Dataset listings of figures
▼

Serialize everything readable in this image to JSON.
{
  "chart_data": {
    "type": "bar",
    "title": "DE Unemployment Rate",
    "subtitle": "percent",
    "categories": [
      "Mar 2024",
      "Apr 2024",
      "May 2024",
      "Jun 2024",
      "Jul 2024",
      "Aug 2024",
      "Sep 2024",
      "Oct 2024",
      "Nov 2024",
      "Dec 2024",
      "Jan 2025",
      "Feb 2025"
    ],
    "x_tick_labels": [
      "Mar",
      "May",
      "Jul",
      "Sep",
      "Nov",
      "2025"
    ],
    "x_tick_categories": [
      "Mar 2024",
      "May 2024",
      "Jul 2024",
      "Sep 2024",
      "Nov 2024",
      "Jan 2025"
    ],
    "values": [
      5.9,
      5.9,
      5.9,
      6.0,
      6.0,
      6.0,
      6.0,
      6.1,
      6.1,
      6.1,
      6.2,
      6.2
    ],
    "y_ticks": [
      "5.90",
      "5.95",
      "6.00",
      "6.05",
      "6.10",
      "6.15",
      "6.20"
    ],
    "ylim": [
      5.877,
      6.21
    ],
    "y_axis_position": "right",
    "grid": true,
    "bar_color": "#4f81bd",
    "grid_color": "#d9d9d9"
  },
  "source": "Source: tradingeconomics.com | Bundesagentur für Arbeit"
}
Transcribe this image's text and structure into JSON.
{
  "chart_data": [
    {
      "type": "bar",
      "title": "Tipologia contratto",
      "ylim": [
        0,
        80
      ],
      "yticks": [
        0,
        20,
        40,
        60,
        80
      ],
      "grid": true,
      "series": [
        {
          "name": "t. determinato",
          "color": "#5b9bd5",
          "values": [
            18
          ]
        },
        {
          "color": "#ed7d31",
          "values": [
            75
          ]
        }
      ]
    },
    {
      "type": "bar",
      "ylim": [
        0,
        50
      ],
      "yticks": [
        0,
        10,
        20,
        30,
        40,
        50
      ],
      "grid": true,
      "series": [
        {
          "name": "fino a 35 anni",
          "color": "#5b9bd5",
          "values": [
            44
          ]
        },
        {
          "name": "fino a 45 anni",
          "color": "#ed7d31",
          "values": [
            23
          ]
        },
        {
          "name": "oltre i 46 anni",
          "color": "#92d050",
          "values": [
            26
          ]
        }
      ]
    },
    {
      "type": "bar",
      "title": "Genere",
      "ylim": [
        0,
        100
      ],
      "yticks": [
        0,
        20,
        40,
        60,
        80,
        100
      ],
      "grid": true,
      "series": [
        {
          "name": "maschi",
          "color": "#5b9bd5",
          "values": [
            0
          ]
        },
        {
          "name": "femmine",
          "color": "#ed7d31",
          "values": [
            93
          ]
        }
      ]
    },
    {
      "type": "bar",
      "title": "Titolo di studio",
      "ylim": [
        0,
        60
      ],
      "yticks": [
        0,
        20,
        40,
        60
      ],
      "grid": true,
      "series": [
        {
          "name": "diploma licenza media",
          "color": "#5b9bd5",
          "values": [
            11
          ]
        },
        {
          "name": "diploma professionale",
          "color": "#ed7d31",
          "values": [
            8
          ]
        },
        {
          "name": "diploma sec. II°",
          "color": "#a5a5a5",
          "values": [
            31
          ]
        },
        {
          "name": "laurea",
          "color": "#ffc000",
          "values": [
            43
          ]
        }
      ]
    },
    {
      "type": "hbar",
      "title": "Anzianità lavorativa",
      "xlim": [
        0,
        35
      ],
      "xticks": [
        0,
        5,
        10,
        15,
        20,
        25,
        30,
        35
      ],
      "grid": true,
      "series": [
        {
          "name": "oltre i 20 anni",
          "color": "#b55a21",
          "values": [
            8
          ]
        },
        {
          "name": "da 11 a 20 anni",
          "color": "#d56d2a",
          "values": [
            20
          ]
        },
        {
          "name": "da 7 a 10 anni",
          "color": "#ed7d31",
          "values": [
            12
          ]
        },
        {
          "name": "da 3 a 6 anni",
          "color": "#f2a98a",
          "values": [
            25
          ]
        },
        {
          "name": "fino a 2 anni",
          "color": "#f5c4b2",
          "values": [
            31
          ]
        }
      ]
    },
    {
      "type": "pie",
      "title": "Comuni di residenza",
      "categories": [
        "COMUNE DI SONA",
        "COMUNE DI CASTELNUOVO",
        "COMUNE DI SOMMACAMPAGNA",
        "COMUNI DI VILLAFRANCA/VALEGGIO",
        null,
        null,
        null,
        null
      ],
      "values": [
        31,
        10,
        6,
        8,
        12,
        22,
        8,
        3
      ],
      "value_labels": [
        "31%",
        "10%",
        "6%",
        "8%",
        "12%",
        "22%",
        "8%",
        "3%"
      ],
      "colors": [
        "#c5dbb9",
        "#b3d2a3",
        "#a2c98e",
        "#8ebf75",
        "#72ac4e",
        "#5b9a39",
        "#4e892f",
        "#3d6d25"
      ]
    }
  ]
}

▲

• [Description of the task] Repeat the material word for word, in full.

• [Result for this task]
Serialize everything readable in this image to JSON.
{
  "chart_data": {
    "type": "bar",
    "title": "DE Unemployment Rate",
    "subtitle": "percent",
    "categories": [
      "Mar 2024",
      "Apr 2024",
      "May 2024",
      "Jun 2024",
      "Jul 2024",
      "Aug 2024",
      "Sep 2024",
      "Oct 2024",
      "Nov 2024",
      "Dec 2024",
      "Jan 2025",
      "Feb 2025"
    ],
    "x_tick_labels": [
      "Mar",
      "May",
      "Jul",
      "Sep",
      "Nov",
      "2025"
    ],
    "x_tick_categories": [
      "Mar 2024",
      "May 2024",
      "Jul 2024",
      "Sep 2024",
      "Nov 2024",
      "Jan 2025"
    ],
    "values": [
      5.9,
      5.9,
      5.9,
      6.0,
      6.0,
      6.0,
      6.0,
      6.1,
      6.1,
      6.1,
      6.2,
      6.2
    ],
    "y_ticks": [
      "5.90",
      "5.95",
      "6.00",
      "6.05",
      "6.10",
      "6.15",
      "6.20"
    ],
    "ylim": [
      5.877,
      6.21
    ],
    "y_axis_position": "right",
    "grid": true,
    "bar_color": "#4f81bd",
    "grid_color": "#d9d9d9"
  },
  "source": "Source: tradingeconomics.com | Bundesagentur für Arbeit"
}
Transcribe this image's text and structure into JSON.
{
  "chart_data": [
    {
      "type": "bar",
      "title": "Tipologia contratto",
      "ylim": [
        0,
        80
      ],
      "yticks": [
        0,
        20,
        40,
        60,
        80
      ],
      "grid": true,
      "series": [
        {
          "name": "t. determinato",
          "color": "#5b9bd5",
          "values": [
            18
          ]
        },
        {
          "color": "#ed7d31",
          "values": [
            75
          ]
        }
      ]
    },
    {
      "type": "bar",
      "ylim": [
        0,
        50
      ],
      "yticks": [
        0,
        10,
        20,
        30,
        40,
        50
      ],
      "grid": true,
      "series": [
        {
          "name": "fino a 35 anni",
          "color": "#5b9bd5",
          "values": [
            44
          ]
        },
        {
          "name": "fino a 45 anni",
          "color": "#ed7d31",
          "values": [
            23
          ]
        },
        {
          "name": "oltre i 46 anni",
          "color": "#92d050",
          "values": [
            26
          ]
        }
      ]
    },
    {
      "type": "bar",
      "title": "Genere",
      "ylim": [
        0,
        100
      ],
      "yticks": [
        0,
        20,
        40,
        60,
        80,
        100
      ],
      "grid": true,
      "series": [
        {
          "name": "maschi",
          "color": "#5b9bd5",
          "values": [
            0
          ]
        },
        {
          "name": "femmine",
          "color": "#ed7d31",
          "values": [
            93
          ]
        }
      ]
    },
    {
      "type": "bar",
      "title": "Titolo di studio",
      "ylim": [
        0,
        60
      ],
      "yticks": [
        0,
        20,
        40,
        60
      ],
      "grid": true,
      "series": [
        {
          "name": "diploma licenza media",
          "color": "#5b9bd5",
          "values": [
            11
          ]
        },
        {
          "name": "diploma professionale",
          "color": "#ed7d31",
          "values": [
            8
          ]
        },
        {
          "name": "diploma sec. II°",
          "color": "#a5a5a5",
          "values": [
            31
          ]
        },
        {
          "name": "laurea",
          "color": "#ffc000",
          "values": [
            43
          ]
        }
      ]
    },
    {
      "type": "hbar",
      "title": "Anzianità lavorativa",
      "xlim": [
        0,
        35
      ],
      "xticks": [
        0,
        5,
        10,
        15,
        20,
        25,
        30,
        35
      ],
      "grid": true,
      "series": [
        {
          "name": "oltre i 20 anni",
          "color": "#b55a21",
          "values": [
            8
          ]
        },
        {
          "name": "da 11 a 20 anni",
          "color": "#d56d2a",
          "values": [
            20
          ]
        },
        {
          "name": "da 7 a 10 anni",
          "color": "#ed7d31",
          "values": [
            12
          ]
        },
        {
          "name": "da 3 a 6 anni",
          "color": "#f2a98a",
          "values": [
            25
          ]
        },
        {
          "name": "fino a 2 anni",
          "color": "#f5c4b2",
          "values": [
            31
          ]
        }
      ]
    },
    {
      "type": "pie",
      "title": "Comuni di residenza",
      "categories": [
        "COMUNE DI SONA",
        "COMUNE DI CASTELNUOVO",
        "COMUNE DI SOMMACAMPAGNA",
        "COMUNI DI VILLAFRANCA/VALEGGIO",
        null,
        null,
        null,
        null
      ],
      "values": [
        31,
        10,
        6,
        8,
        12,
        22,
        8,
        3
      ],
      "value_labels": [
        "31%",
        "10%",
        "6%",
        "8%",
        "12%",
        "22%",
        "8%",
        "3%"
      ],
      "colors": [
        "#c5dbb9",
        "#b3d2a3",
        "#a2c98e",
        "#8ebf75",
        "#72ac4e",
        "#5b9a39",
        "#4e892f",
        "#3d6d25"
      ]
    }
  ]
}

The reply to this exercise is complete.